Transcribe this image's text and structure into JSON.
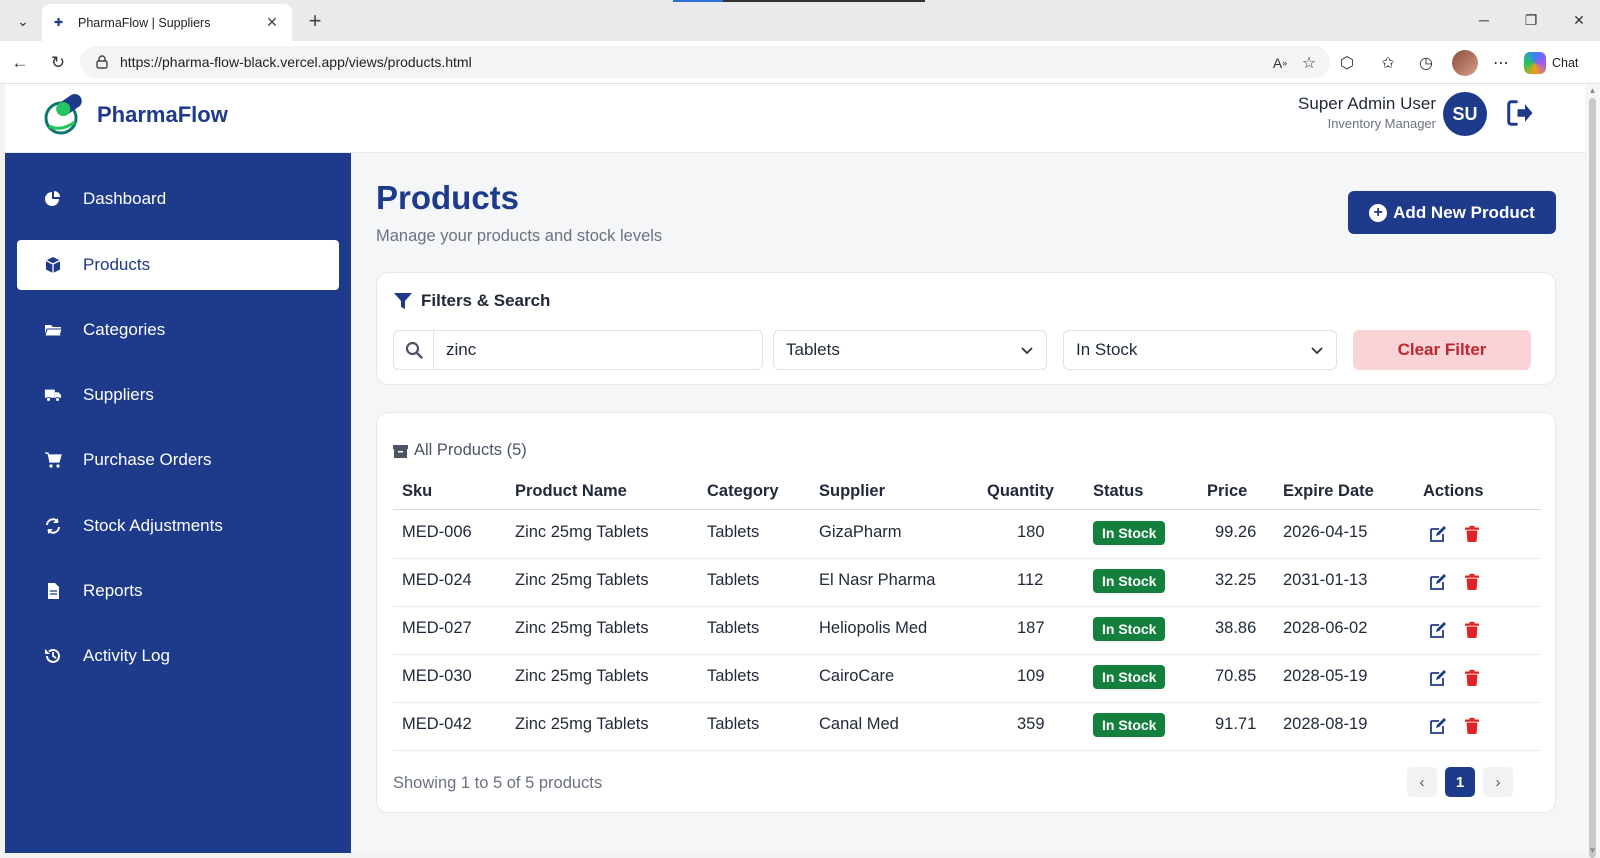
{
  "browser": {
    "tab_title": "PharmaFlow | Suppliers",
    "url": "https://pharma-flow-black.vercel.app/views/products.html",
    "chat_label": "Chat"
  },
  "header": {
    "brand": "PharmaFlow",
    "user_name": "Super Admin User",
    "user_role": "Inventory Manager",
    "avatar_initials": "SU"
  },
  "sidebar": {
    "items": [
      {
        "label": "Dashboard",
        "icon": "pie-chart-icon"
      },
      {
        "label": "Products",
        "icon": "box-icon",
        "active": true
      },
      {
        "label": "Categories",
        "icon": "folder-icon"
      },
      {
        "label": "Suppliers",
        "icon": "truck-icon"
      },
      {
        "label": "Purchase Orders",
        "icon": "cart-icon"
      },
      {
        "label": "Stock Adjustments",
        "icon": "sync-icon"
      },
      {
        "label": "Reports",
        "icon": "file-icon"
      },
      {
        "label": "Activity Log",
        "icon": "history-icon"
      }
    ]
  },
  "page": {
    "title": "Products",
    "subtitle": "Manage your products and stock levels",
    "add_button": "Add New Product"
  },
  "filters": {
    "title": "Filters & Search",
    "search_value": "zinc",
    "category_selected": "Tablets",
    "status_selected": "In Stock",
    "clear_label": "Clear Filter"
  },
  "table": {
    "title": "All Products (5)",
    "columns": [
      "Sku",
      "Product Name",
      "Category",
      "Supplier",
      "Quantity",
      "Status",
      "Price",
      "Expire Date",
      "Actions"
    ],
    "rows": [
      {
        "sku": "MED-006",
        "name": "Zinc 25mg Tablets",
        "category": "Tablets",
        "supplier": "GizaPharm",
        "quantity": "180",
        "status": "In Stock",
        "price": "99.26",
        "expire": "2026-04-15"
      },
      {
        "sku": "MED-024",
        "name": "Zinc 25mg Tablets",
        "category": "Tablets",
        "supplier": "El Nasr Pharma",
        "quantity": "112",
        "status": "In Stock",
        "price": "32.25",
        "expire": "2031-01-13"
      },
      {
        "sku": "MED-027",
        "name": "Zinc 25mg Tablets",
        "category": "Tablets",
        "supplier": "Heliopolis Med",
        "quantity": "187",
        "status": "In Stock",
        "price": "38.86",
        "expire": "2028-06-02"
      },
      {
        "sku": "MED-030",
        "name": "Zinc 25mg Tablets",
        "category": "Tablets",
        "supplier": "CairoCare",
        "quantity": "109",
        "status": "In Stock",
        "price": "70.85",
        "expire": "2028-05-19"
      },
      {
        "sku": "MED-042",
        "name": "Zinc 25mg Tablets",
        "category": "Tablets",
        "supplier": "Canal Med",
        "quantity": "359",
        "status": "In Stock",
        "price": "91.71",
        "expire": "2028-08-19"
      }
    ],
    "footer": "Showing 1 to 5 of 5 products",
    "current_page": "1"
  },
  "colors": {
    "primary": "#1e3a8a",
    "success": "#15803d",
    "danger": "#dc2626",
    "clear_bg": "#f9d3d6"
  }
}
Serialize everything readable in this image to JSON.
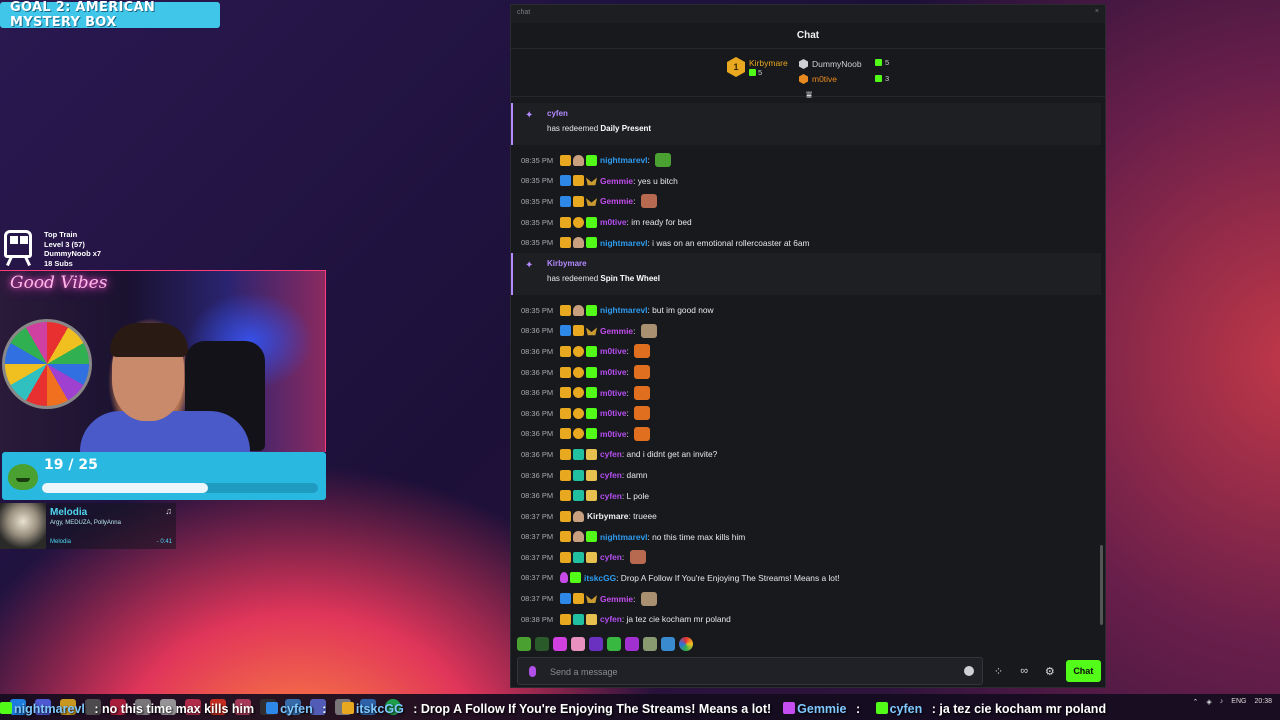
{
  "overlay": {
    "goal_banner": "GOAL 2: AMERICAN MYSTERY BOX",
    "train": {
      "title": "Top Train",
      "level": "Level 3 (57)",
      "user": "DummyNoob x7",
      "subs": "18 Subs"
    },
    "webcam_sign": "Good Vibes",
    "sub_goal": {
      "count": "19 / 25",
      "progress": 0.6
    },
    "music": {
      "title": "Melodia",
      "artists": "Argy, MEDUZA, PollyAnna",
      "album": "Melodia",
      "time": "- 0:41"
    }
  },
  "chat": {
    "window_title": "chat",
    "close_label": "×",
    "header": "Chat",
    "leaderboard": [
      {
        "rank": "1",
        "name": "Kirbymare",
        "gifts": "5",
        "color": "#e8a820"
      },
      {
        "rank": "2",
        "name": "DummyNoob",
        "gifts": "5",
        "color": "#cfd0d4"
      },
      {
        "rank": "3",
        "name": "m0tive",
        "gifts": "3",
        "color": "#e88a20"
      }
    ],
    "redeems": [
      {
        "user": "cyfen",
        "prefix": "has redeemed ",
        "reward": "Daily Present"
      },
      {
        "user": "Kirbymare",
        "prefix": "has redeemed ",
        "reward": "Spin The Wheel"
      }
    ],
    "messages": [
      {
        "time": "08:35 PM",
        "user": "nightmarevl",
        "color": "#2d9cf0",
        "text": ""
      },
      {
        "time": "08:35 PM",
        "user": "Gemmie",
        "color": "#c44ef0",
        "text": "yes u bitch"
      },
      {
        "time": "08:35 PM",
        "user": "Gemmie",
        "color": "#c44ef0",
        "text": ""
      },
      {
        "time": "08:35 PM",
        "user": "m0tive",
        "color": "#b44ef0",
        "text": "im ready for bed"
      },
      {
        "time": "08:35 PM",
        "user": "nightmarevl",
        "color": "#2d9cf0",
        "text": "i was on an emotional rollercoaster at 6am"
      },
      {
        "time": "08:35 PM",
        "user": "nightmarevl",
        "color": "#2d9cf0",
        "text": "but im good now"
      },
      {
        "time": "08:36 PM",
        "user": "Gemmie",
        "color": "#c44ef0",
        "text": ""
      },
      {
        "time": "08:36 PM",
        "user": "m0tive",
        "color": "#b44ef0",
        "text": ""
      },
      {
        "time": "08:36 PM",
        "user": "m0tive",
        "color": "#b44ef0",
        "text": ""
      },
      {
        "time": "08:36 PM",
        "user": "m0tive",
        "color": "#b44ef0",
        "text": ""
      },
      {
        "time": "08:36 PM",
        "user": "m0tive",
        "color": "#b44ef0",
        "text": ""
      },
      {
        "time": "08:36 PM",
        "user": "m0tive",
        "color": "#b44ef0",
        "text": ""
      },
      {
        "time": "08:36 PM",
        "user": "cyfen",
        "color": "#b44ef0",
        "text": "and i didnt get an invite?"
      },
      {
        "time": "08:36 PM",
        "user": "cyfen",
        "color": "#b44ef0",
        "text": "damn"
      },
      {
        "time": "08:36 PM",
        "user": "cyfen",
        "color": "#b44ef0",
        "text": "L pole"
      },
      {
        "time": "08:37 PM",
        "user": "Kirbymare",
        "color": "#f0f0f0",
        "text": "trueee"
      },
      {
        "time": "08:37 PM",
        "user": "nightmarevl",
        "color": "#2d9cf0",
        "text": "no this time max kills him"
      },
      {
        "time": "08:37 PM",
        "user": "cyfen",
        "color": "#b44ef0",
        "text": ""
      },
      {
        "time": "08:37 PM",
        "user": "itskcGG",
        "color": "#2d9cf0",
        "text": "Drop A Follow If You're Enjoying The Streams! Means a lot!"
      },
      {
        "time": "08:37 PM",
        "user": "Gemmie",
        "color": "#c44ef0",
        "text": ""
      },
      {
        "time": "08:38 PM",
        "user": "cyfen",
        "color": "#b44ef0",
        "text": "ja tez cie kocham mr poland"
      }
    ],
    "input_placeholder": "Send a message",
    "send_label": "Chat"
  },
  "ticker": [
    {
      "user": "nightmarevl",
      "text": "no this time max kills him"
    },
    {
      "user": "cyfen",
      "text": ""
    },
    {
      "user": "itskcGG",
      "text": "Drop A Follow If You're Enjoying The Streams! Means a lot!"
    },
    {
      "user": "Gemmie",
      "text": ""
    },
    {
      "user": "cyfen",
      "text": "ja tez cie kocham mr poland"
    }
  ],
  "taskbar": {
    "lang": "ENG",
    "time": "20:38"
  }
}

▸ WHAT TO WORK ON
Look above for lines with the word "JSON" and copy them all.

▸ OUTPUT OF THE TASK
Transcribe this image's text and structure into JSON.
Serialize everything readable in this image to JSON.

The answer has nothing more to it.